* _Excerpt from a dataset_
━━━━━━━━

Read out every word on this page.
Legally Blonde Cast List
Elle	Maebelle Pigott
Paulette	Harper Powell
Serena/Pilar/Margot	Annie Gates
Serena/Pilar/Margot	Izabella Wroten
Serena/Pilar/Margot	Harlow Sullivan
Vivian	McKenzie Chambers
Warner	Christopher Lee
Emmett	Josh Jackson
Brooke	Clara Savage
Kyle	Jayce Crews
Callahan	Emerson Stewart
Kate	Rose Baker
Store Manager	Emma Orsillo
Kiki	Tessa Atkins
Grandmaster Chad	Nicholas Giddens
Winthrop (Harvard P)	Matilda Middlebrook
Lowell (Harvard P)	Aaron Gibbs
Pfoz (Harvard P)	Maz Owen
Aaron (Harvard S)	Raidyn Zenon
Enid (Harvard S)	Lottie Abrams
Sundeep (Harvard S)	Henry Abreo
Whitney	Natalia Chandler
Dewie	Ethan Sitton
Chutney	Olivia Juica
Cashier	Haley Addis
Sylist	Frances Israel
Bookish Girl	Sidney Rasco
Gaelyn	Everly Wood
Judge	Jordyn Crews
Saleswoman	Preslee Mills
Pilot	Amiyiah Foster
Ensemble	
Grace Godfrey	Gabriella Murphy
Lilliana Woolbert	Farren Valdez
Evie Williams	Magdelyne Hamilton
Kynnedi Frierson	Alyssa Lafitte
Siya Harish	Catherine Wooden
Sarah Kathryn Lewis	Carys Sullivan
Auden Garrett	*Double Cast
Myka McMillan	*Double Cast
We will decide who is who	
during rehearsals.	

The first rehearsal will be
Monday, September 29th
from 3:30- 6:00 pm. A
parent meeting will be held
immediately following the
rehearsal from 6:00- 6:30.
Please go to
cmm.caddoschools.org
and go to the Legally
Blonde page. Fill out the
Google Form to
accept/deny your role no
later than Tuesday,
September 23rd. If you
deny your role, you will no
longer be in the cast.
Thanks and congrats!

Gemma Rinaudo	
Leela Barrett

━━━━━━━━

* _YOUR INSTRUCTIONS_
Write out every line exactly as it stands.

* _EXERCISE RESULT_
Read out every word on this page.
Legally Blonde Cast List
Elle	Maebelle Pigott
Paulette	Harper Powell
Serena/Pilar/Margot	Annie Gates
Serena/Pilar/Margot	Izabella Wroten
Serena/Pilar/Margot	Harlow Sullivan
Vivian	McKenzie Chambers
Warner	Christopher Lee
Emmett	Josh Jackson
Brooke	Clara Savage
Kyle	Jayce Crews
Callahan	Emerson Stewart
Kate	Rose Baker
Store Manager	Emma Orsillo
Kiki	Tessa Atkins
Grandmaster Chad	Nicholas Giddens
Winthrop (Harvard P)	Matilda Middlebrook
Lowell (Harvard P)	Aaron Gibbs
Pfoz (Harvard P)	Maz Owen
Aaron (Harvard S)	Raidyn Zenon
Enid (Harvard S)	Lottie Abrams
Sundeep (Harvard S)	Henry Abreo
Whitney	Natalia Chandler
Dewie	Ethan Sitton
Chutney	Olivia Juica
Cashier	Haley Addis
Sylist	Frances Israel
Bookish Girl	Sidney Rasco
Gaelyn	Everly Wood
Judge	Jordyn Crews
Saleswoman	Preslee Mills
Pilot	Amiyiah Foster
Ensemble	
Grace Godfrey	Gabriella Murphy
Lilliana Woolbert	Farren Valdez
Evie Williams	Magdelyne Hamilton
Kynnedi Frierson	Alyssa Lafitte
Siya Harish	Catherine Wooden
Sarah Kathryn Lewis	Carys Sullivan
Auden Garrett	*Double Cast
Myka McMillan	*Double Cast
We will decide who is who	
during rehearsals.	

The first rehearsal will be
Monday, September 29th
from 3:30- 6:00 pm. A
parent meeting will be held
immediately following the
rehearsal from 6:00- 6:30.
Please go to
cmm.caddoschools.org
and go to the Legally
Blonde page. Fill out the
Google Form to
accept/deny your role no
later than Tuesday,
September 23rd. If you
deny your role, you will no
longer be in the cast.
Thanks and congrats!

Gemma Rinaudo	
Leela Barrett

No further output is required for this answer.